(Stored data)
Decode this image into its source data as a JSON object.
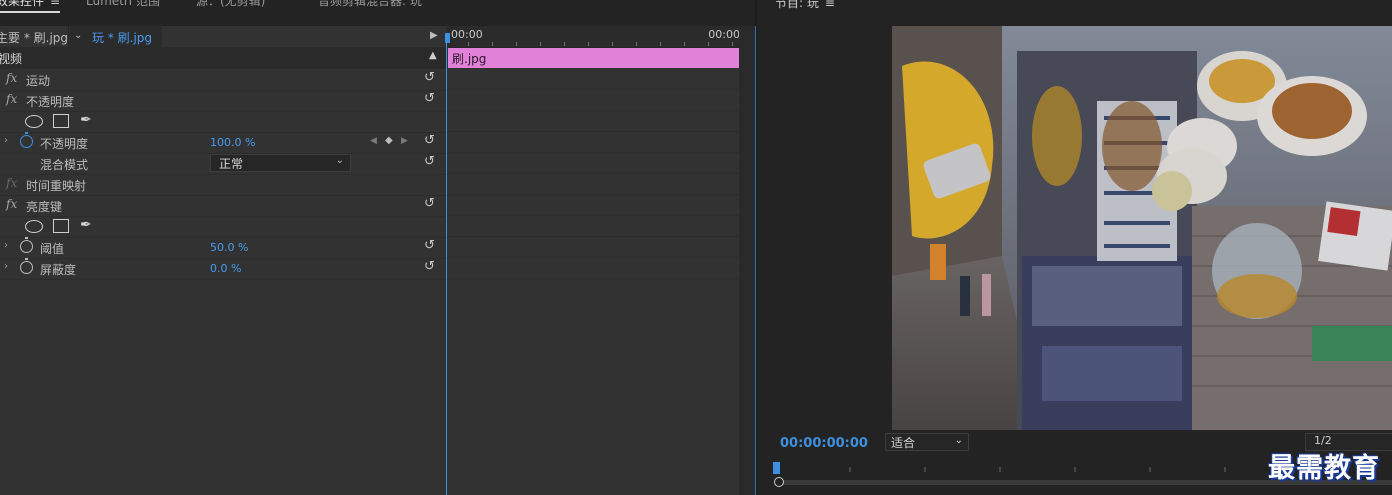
{
  "tabs": [
    {
      "label": "效果控件",
      "active": true
    },
    {
      "label": "Lumetri 范围",
      "active": false
    },
    {
      "label": "源：(无剪辑)",
      "active": false
    },
    {
      "label": "音频剪辑混合器: 玩",
      "active": false
    }
  ],
  "effect_controls": {
    "source_clip": "主要 * 刷.jpg",
    "sequence_clip": "玩 * 刷.jpg",
    "section_video": "视频",
    "rows": {
      "motion": "运动",
      "opacity": "不透明度",
      "opacity_prop": "不透明度",
      "opacity_value": "100.0 %",
      "blend_mode_label": "混合模式",
      "blend_mode_value": "正常",
      "time_remap": "时间重映射",
      "luma_key": "亮度键",
      "threshold": "阈值",
      "threshold_value": "50.0 %",
      "cutoff": "屏蔽度",
      "cutoff_value": "0.0 %"
    },
    "fx_glyph": "fx",
    "reset_glyph": "↺"
  },
  "timeline": {
    "start_time": "00:00",
    "end_time": "00:00",
    "clip_label": "刷.jpg",
    "clip_color": "#e182d8"
  },
  "program_monitor": {
    "title": "节目: 玩",
    "timecode": "00:00:00:00",
    "fit_label": "适合",
    "resolution": "1/2"
  },
  "watermark": "最需教育",
  "colors": {
    "accent": "#3f8fe0",
    "panel": "#323232",
    "background": "#232323"
  }
}
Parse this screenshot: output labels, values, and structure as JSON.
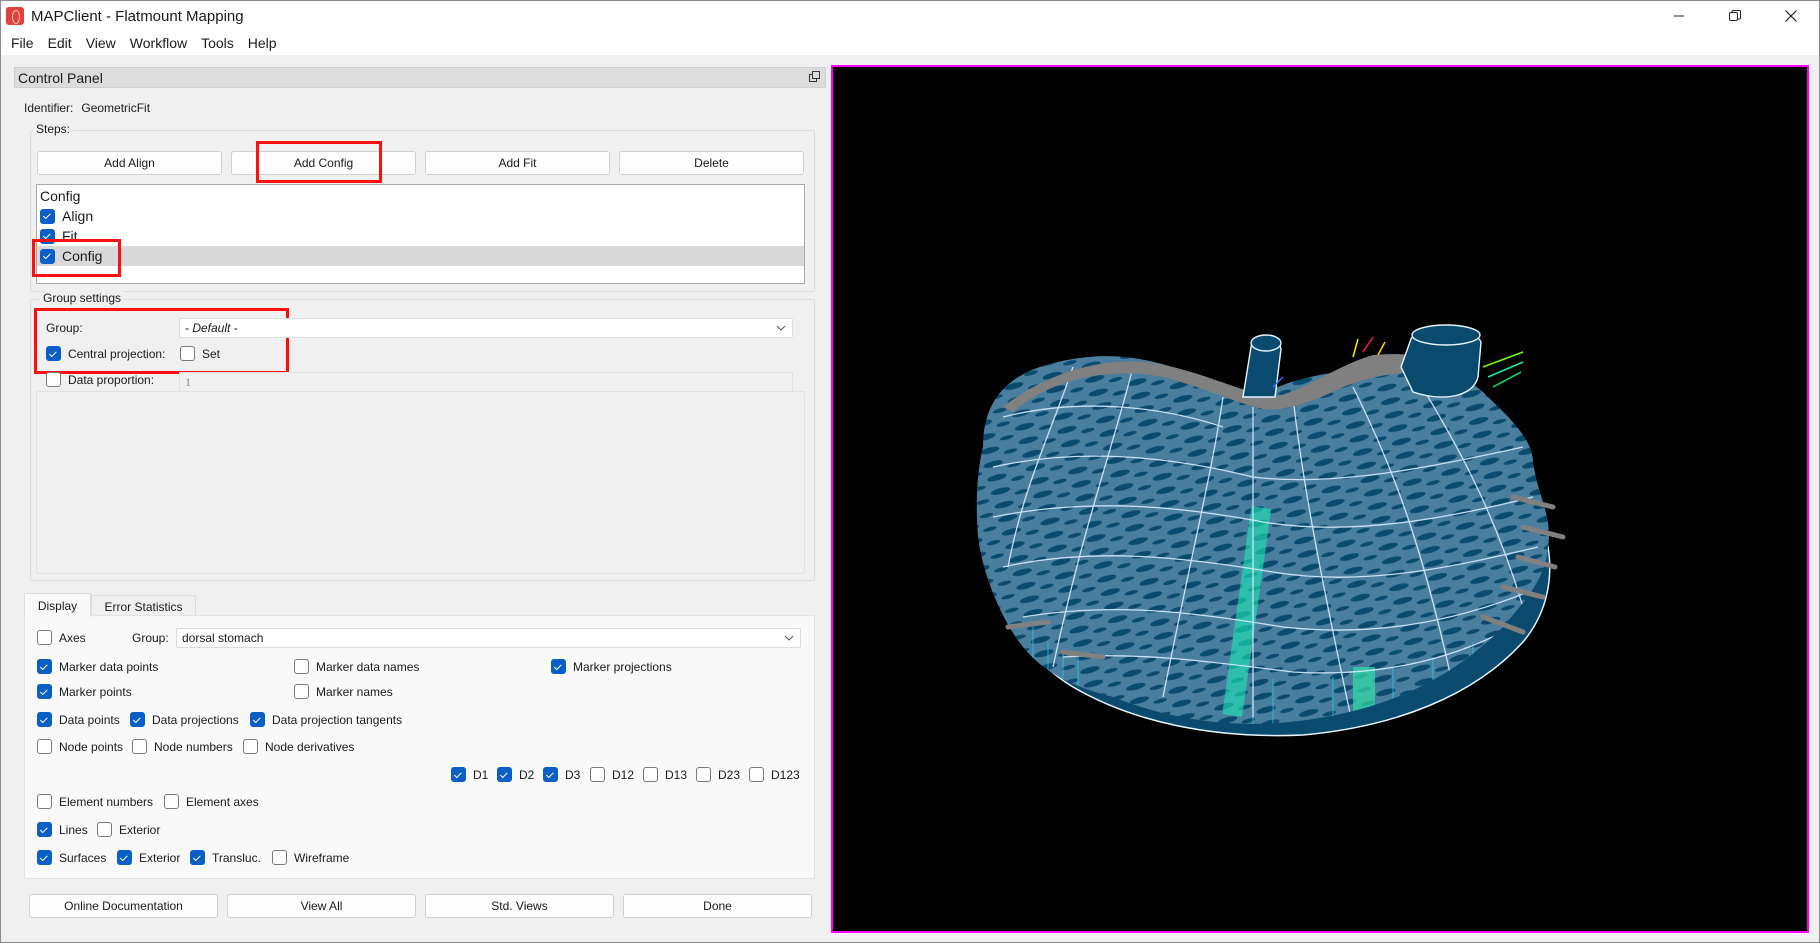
{
  "window": {
    "title": "MAPClient - Flatmount Mapping",
    "controls": [
      "minimize",
      "restore",
      "close"
    ]
  },
  "menu": [
    "File",
    "Edit",
    "View",
    "Workflow",
    "Tools",
    "Help"
  ],
  "control_panel": {
    "title": "Control Panel",
    "identifier_label": "Identifier:",
    "identifier_value": "GeometricFit",
    "steps": {
      "title": "Steps:",
      "buttons": {
        "add_align": "Add Align",
        "add_config": "Add Config",
        "add_fit": "Add Fit",
        "delete": "Delete"
      },
      "list": [
        {
          "label": "Config",
          "has_checkbox": false,
          "checked": false,
          "selected": false
        },
        {
          "label": "Align",
          "has_checkbox": true,
          "checked": true,
          "selected": false
        },
        {
          "label": "Fit",
          "has_checkbox": true,
          "checked": true,
          "selected": false
        },
        {
          "label": "Config",
          "has_checkbox": true,
          "checked": true,
          "selected": true
        }
      ]
    },
    "group_settings": {
      "title": "Group settings",
      "group_label": "Group:",
      "group_value": "- Default -",
      "central_projection_label": "Central projection:",
      "central_projection_checked": true,
      "set_label": "Set",
      "set_checked": false,
      "data_proportion_label": "Data proportion:",
      "data_proportion_checked": false,
      "data_proportion_value": "1"
    }
  },
  "tabs": [
    {
      "label": "Display",
      "active": true
    },
    {
      "label": "Error Statistics",
      "active": false
    }
  ],
  "display": {
    "axes": {
      "label": "Axes",
      "checked": false
    },
    "group_label": "Group:",
    "group_value": "dorsal stomach",
    "marker_data_points": {
      "label": "Marker data points",
      "checked": true
    },
    "marker_data_names": {
      "label": "Marker data names",
      "checked": false
    },
    "marker_projections": {
      "label": "Marker projections",
      "checked": true
    },
    "marker_points": {
      "label": "Marker points",
      "checked": true
    },
    "marker_names": {
      "label": "Marker names",
      "checked": false
    },
    "data_points": {
      "label": "Data points",
      "checked": true
    },
    "data_projections": {
      "label": "Data projections",
      "checked": true
    },
    "data_projection_tangents": {
      "label": "Data projection tangents",
      "checked": true
    },
    "node_points": {
      "label": "Node points",
      "checked": false
    },
    "node_numbers": {
      "label": "Node numbers",
      "checked": false
    },
    "node_derivatives": {
      "label": "Node derivatives",
      "checked": false
    },
    "derivatives": [
      {
        "label": "D1",
        "checked": true
      },
      {
        "label": "D2",
        "checked": true
      },
      {
        "label": "D3",
        "checked": true
      },
      {
        "label": "D12",
        "checked": false
      },
      {
        "label": "D13",
        "checked": false
      },
      {
        "label": "D23",
        "checked": false
      },
      {
        "label": "D123",
        "checked": false
      }
    ],
    "element_numbers": {
      "label": "Element numbers",
      "checked": false
    },
    "element_axes": {
      "label": "Element axes",
      "checked": false
    },
    "lines": {
      "label": "Lines",
      "checked": true
    },
    "lines_exterior": {
      "label": "Exterior",
      "checked": false
    },
    "surfaces": {
      "label": "Surfaces",
      "checked": true
    },
    "surfaces_exterior": {
      "label": "Exterior",
      "checked": true
    },
    "transluc": {
      "label": "Transluc.",
      "checked": true
    },
    "wireframe": {
      "label": "Wireframe",
      "checked": false
    }
  },
  "bottom_buttons": {
    "online_documentation": "Online Documentation",
    "view_all": "View All",
    "std_views": "Std. Views",
    "done": "Done"
  },
  "viewport": {
    "content": "3D stomach mesh with fitted surface, wireframe lines and data projections",
    "background": "#000000",
    "border_color": "#ff00ff",
    "surface_color": "#0b4a6f",
    "data_color": "#808080",
    "line_color": "#d8ecff",
    "projection_colors": [
      "#00e5ff",
      "#1de9b6",
      "#76ff03",
      "#ffea00",
      "#ff1744"
    ]
  }
}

What is expected =>
Count the lines that hold the string "JSON", and reply with that number alone.

Result of the task =>
2